• _Requirement_:
Retype the material below from its first line through the line containing "accent-line [730,14,1423,15]", including that line, with every character unchanged.
((
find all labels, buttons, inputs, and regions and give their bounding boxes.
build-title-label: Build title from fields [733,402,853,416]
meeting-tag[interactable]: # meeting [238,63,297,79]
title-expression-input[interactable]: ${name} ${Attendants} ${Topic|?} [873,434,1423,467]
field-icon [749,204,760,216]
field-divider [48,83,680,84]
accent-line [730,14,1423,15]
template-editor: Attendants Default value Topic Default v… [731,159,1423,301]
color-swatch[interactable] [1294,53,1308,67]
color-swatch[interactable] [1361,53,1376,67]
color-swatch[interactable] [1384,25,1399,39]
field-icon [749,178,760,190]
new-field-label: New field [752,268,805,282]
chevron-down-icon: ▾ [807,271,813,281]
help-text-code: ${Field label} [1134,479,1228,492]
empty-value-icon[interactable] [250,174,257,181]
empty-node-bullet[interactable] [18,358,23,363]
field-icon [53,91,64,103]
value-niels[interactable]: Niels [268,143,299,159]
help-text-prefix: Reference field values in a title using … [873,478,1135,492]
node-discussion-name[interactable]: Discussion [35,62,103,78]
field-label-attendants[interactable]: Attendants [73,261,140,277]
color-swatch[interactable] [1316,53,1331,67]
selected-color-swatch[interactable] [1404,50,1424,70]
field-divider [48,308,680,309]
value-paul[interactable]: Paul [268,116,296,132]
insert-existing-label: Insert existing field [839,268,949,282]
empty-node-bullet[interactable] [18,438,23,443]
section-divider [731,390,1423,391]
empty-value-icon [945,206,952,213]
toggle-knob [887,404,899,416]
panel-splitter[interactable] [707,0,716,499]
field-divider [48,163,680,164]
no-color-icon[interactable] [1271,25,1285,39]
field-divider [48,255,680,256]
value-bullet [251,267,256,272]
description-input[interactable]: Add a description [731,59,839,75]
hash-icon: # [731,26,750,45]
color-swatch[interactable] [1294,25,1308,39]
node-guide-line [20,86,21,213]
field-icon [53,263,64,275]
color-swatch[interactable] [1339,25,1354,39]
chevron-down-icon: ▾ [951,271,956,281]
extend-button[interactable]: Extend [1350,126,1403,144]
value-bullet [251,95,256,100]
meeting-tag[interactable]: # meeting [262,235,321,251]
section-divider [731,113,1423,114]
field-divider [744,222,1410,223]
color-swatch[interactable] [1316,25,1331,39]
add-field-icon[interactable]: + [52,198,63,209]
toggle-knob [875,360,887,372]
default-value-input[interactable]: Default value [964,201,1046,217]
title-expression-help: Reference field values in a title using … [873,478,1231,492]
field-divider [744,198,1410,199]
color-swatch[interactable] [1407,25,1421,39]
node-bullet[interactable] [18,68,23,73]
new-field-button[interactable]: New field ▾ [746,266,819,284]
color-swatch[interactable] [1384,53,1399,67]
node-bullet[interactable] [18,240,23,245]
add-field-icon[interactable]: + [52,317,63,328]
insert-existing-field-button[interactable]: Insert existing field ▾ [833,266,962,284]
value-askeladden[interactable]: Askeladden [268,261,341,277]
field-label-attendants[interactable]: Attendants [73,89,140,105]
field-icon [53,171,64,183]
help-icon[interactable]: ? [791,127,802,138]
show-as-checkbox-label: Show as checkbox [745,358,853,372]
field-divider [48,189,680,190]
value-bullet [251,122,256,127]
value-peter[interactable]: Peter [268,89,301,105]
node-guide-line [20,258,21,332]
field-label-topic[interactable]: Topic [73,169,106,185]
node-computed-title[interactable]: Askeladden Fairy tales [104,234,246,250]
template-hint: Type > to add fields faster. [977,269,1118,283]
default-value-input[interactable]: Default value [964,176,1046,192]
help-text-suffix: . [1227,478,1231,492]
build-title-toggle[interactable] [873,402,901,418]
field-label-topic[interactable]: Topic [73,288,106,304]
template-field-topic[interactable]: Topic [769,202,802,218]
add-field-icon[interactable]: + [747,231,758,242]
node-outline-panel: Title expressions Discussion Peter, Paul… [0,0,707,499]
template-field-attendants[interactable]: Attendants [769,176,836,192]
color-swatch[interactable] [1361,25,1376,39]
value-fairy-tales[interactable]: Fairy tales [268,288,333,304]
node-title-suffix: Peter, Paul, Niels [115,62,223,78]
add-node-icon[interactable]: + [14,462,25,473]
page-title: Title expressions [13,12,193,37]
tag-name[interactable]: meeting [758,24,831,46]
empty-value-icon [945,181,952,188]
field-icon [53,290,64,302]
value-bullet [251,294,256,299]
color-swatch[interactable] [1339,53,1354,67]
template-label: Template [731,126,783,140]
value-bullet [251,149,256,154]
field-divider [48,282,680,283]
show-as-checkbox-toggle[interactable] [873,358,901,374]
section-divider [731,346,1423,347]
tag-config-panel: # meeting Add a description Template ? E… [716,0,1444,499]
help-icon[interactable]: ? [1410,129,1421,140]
))
• _Task output_:
find all labels, buttons, inputs, and regions and give their bounding boxes.
build-title-label: Build title from fields [733,402,853,416]
meeting-tag[interactable]: # meeting [238,63,297,79]
title-expression-input[interactable]: ${name} ${Attendants} ${Topic|?} [873,434,1423,467]
field-icon [749,204,760,216]
field-divider [48,83,680,84]
accent-line [730,14,1423,15]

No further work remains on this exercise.